(Stored data)
--- BEGIN ---

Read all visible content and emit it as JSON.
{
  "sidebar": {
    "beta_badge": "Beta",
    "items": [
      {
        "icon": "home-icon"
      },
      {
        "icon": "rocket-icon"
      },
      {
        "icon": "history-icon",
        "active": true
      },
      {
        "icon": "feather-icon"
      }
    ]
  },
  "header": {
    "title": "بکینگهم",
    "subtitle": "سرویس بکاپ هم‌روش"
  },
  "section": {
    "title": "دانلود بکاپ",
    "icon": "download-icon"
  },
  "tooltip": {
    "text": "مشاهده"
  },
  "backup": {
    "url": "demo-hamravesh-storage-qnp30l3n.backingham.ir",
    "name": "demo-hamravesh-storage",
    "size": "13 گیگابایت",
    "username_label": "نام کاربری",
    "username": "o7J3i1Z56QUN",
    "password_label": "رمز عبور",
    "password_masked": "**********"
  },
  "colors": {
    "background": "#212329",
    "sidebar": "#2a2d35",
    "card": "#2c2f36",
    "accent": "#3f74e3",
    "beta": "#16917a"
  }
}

--- END ---

All of the data must be returned exactly.

Read all visible content and emit it as JSON.
{
  "sidebar": {
    "beta_badge": "Beta",
    "items": [
      {
        "icon": "home-icon"
      },
      {
        "icon": "rocket-icon"
      },
      {
        "icon": "history-icon",
        "active": true
      },
      {
        "icon": "feather-icon"
      }
    ]
  },
  "header": {
    "title": "بکینگهم",
    "subtitle": "سرویس بکاپ هم‌روش"
  },
  "section": {
    "title": "دانلود بکاپ",
    "icon": "download-icon"
  },
  "tooltip": {
    "text": "مشاهده"
  },
  "backup": {
    "url": "demo-hamravesh-storage-qnp30l3n.backingham.ir",
    "name": "demo-hamravesh-storage",
    "size": "13 گیگابایت",
    "username_label": "نام کاربری",
    "username": "o7J3i1Z56QUN",
    "password_label": "رمز عبور",
    "password_masked": "**********"
  },
  "colors": {
    "background": "#212329",
    "sidebar": "#2a2d35",
    "card": "#2c2f36",
    "accent": "#3f74e3",
    "beta": "#16917a"
  }
}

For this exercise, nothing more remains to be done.